> What you will do:
1 – From the Slither.io article below, print the passage that begins at the words "Despite the rod-like" and stops after the words "of  constant consumption.".
2 – According to the Slither.io article below, in what month and year was the game released?
3 – Pick up the article on the game Slither.io after its final sentence and continue writing it.

> Reading passage:
_ _ _

Slithering into your education

I want you to imagine, just for a moment, that you are an invisible person walking down the high school hallways. Soon, third block will end and hordes of students will thud through the hallways towards the cafeteria. Now, enter the classroom with an open door coming up on your right and take a moment to examine your surroundings: the room is inhabited by 20 laptops sheltering hunched-over students. Young eyes flutter up and down, watching the teacher’s movement around the desks, before immediately being lowered – a classic sign of what now appears to be a high-school wide disease. Moving behind the students, you will notice their screens are open to the same page. The colorful shapes on the screens of many soon fade away to the startup page of the game Slither.io.

 

Despite the rod-like appearance of the colorful shapes on students’ screens, this is not a computer virus. Slither.io is a free, multiplayer browser game, released in March of 2016, to the eventual horror of teachers worldwide. The objective of the game is simple: control a snake in a large space and become the largest snake on the server by eating colorful balls and destroying other snakes. If the snake’s head comes into contact with any part of another snake, the player must start over. The defeated snake becomes large balls of mass consumed by other players, fueling an endless cycle of  constant consumption.

 

Yet the question still remains, how can such a simple and seemingly boring game become successful enough to hit 68 million App Store downloads in its first 80 days? I set out to find an answer by joining the other 66,999,999 average daily players in the game after promising myself that I would try to gather as much information as possible in five minutes before exiting the tab. A few hours later, filled with moments of triumph followed by periods of vexation repeated ad infinitum, I realized that the answer I was looking for had been staring me in the face since the opening screen of the game. Slither.io is a free, distracting, technically endless and extremely easy game to pick up. There exists no better formula for the creation of a successful game.

_ _ _

> Record excerpts:
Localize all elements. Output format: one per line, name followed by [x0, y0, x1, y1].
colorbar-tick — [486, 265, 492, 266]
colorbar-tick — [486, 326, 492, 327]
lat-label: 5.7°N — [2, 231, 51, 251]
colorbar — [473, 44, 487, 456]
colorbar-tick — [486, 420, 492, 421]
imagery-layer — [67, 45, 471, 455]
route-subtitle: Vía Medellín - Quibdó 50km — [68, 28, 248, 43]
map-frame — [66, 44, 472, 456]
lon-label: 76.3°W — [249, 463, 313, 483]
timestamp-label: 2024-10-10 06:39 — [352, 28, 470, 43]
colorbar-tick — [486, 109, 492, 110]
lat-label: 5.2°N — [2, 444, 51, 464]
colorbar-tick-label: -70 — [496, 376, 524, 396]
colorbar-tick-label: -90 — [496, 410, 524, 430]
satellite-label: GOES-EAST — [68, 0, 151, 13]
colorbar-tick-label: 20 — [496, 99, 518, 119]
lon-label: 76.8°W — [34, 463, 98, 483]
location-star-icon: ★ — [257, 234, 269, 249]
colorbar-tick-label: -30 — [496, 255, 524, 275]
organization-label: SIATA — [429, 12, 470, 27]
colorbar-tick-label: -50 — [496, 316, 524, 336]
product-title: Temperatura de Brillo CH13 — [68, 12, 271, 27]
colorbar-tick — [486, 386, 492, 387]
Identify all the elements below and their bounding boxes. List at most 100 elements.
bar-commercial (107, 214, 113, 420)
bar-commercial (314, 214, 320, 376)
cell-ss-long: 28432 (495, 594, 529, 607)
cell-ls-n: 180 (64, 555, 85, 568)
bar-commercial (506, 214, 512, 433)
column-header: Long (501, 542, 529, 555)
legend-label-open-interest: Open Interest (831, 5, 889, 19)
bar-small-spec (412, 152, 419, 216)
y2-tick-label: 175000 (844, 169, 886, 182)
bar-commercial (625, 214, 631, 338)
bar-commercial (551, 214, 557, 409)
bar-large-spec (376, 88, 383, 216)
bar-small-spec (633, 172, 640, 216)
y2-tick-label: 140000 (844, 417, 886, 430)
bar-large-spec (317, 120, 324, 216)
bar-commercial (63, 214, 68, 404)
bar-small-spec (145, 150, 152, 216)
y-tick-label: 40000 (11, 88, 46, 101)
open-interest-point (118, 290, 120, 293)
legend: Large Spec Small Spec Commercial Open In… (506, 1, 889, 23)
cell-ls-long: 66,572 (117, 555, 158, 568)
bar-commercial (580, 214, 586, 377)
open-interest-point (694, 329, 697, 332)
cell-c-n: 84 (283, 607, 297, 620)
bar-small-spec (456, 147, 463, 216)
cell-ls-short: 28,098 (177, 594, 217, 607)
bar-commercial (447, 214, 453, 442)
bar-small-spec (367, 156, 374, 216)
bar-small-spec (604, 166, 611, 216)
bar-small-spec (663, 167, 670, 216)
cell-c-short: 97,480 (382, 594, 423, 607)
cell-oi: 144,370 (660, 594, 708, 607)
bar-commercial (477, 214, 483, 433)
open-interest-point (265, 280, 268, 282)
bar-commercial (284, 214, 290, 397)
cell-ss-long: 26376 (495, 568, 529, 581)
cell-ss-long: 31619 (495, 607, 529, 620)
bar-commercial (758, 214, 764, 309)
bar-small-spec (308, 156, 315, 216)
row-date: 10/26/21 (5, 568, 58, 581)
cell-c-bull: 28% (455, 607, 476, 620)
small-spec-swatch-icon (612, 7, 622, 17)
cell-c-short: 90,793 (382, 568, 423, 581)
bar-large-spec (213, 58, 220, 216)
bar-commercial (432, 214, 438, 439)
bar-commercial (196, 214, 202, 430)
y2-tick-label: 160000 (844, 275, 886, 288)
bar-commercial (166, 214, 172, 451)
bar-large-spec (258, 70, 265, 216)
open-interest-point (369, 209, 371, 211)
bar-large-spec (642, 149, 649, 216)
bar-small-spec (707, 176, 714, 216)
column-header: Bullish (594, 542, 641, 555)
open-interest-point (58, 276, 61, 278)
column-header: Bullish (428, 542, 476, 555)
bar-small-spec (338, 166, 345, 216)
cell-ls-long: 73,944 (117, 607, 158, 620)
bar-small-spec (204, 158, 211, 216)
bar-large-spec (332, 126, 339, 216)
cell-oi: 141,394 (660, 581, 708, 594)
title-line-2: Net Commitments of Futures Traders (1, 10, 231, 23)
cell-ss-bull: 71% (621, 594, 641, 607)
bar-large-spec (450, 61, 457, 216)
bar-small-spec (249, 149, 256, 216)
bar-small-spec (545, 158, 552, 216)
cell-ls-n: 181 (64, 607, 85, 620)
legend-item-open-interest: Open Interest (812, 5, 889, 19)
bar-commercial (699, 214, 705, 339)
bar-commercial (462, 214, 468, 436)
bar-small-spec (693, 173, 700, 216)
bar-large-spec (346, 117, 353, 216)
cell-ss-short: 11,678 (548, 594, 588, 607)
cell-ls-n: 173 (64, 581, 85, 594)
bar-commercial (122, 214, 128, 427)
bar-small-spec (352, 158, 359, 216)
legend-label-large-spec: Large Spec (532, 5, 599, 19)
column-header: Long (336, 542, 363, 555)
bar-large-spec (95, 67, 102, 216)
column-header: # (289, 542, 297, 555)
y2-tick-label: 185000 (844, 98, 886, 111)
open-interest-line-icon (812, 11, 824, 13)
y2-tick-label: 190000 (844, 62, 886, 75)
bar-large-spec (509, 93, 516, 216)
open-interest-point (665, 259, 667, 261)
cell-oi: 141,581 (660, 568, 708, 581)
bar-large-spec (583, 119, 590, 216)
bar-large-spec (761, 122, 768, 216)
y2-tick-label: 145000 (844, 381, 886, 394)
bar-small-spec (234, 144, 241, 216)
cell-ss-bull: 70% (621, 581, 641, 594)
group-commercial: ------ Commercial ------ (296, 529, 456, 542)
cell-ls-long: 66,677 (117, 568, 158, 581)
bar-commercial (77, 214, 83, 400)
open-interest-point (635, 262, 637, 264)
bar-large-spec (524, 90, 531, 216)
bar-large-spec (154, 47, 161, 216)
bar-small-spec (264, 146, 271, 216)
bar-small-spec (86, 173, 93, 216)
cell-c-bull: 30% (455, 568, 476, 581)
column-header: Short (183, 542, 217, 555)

_ _ _

> Responses in order:
1 –
Despite the rod-like appearance of the colorful shapes on students’ screens, this is not a computer virus. Slither.io is a free, multiplayer browser game, released in March of 2016, to the eventual horror of teachers worldwide. The objective of the game is simple: control a snake in a large space and become the largest snake on the server by eating colorful balls and destroying other snakes. If the snake’s head comes into contact with any part of another snake, the player must start over. The defeated snake becomes large balls of mass consumed by other players, fueling an endless cycle of  constant consumption.

2 – March of 2016.

3 –
However, the game’s success is also a sign of great danger to users, such as the ones sitting behind their computers in Graded classrooms. Those who start playing without strictly limiting themselves will soon be compulsively pressing the “play” button every time their snake dies, trying to beat their best score. Slither.io has essentially become a virus in the sense that it completely overruns the structured lives of those who play it. Symptoms of the virus may include an inability to be completely focused in class as well as an inability to escape the “just one more try” mentality. Loyal users may suffer from availability bias or gambler’s fallacy, which can cause them to overestimate the chances that they will hit the server leaderboard just because they made it to eleventh place “a few rounds ago”.

 

But is all hope lost? Are games, such as Slither.io, the end of computer usage in the classroom? I wouldn’t say so. With the rise in popularity of gaming in the entertainment industry, the need to revisit educators’ mindsets about the use of technology in the classroom is once again a relevant issue. As more subjects adopt the use of computers in lieu of textbooks, lab simulations and writing exercises in class, students are becoming more proficient at escaping responsibilities on increasingly larger platforms.

 

Though drastically reducing computer usage in the classroom may sound like the most obvious solution, it is not the best one available. What if educators were to adopt sections of the video game market, such as Slither.io, as a solution to draw students to learning, similar to what has been done with Minecraft Education Edition for younger students?

 

Now imagine that you are an invisible person once again walking through the Graded hallways during a regular school day. Upon entering the science classroom coming up on your right, you find engaged students learning about the forces of physics by watching a projected gameplay video of a snake eating balls of glowing mass and colliding with other players. This is a possible future only one “tab” away.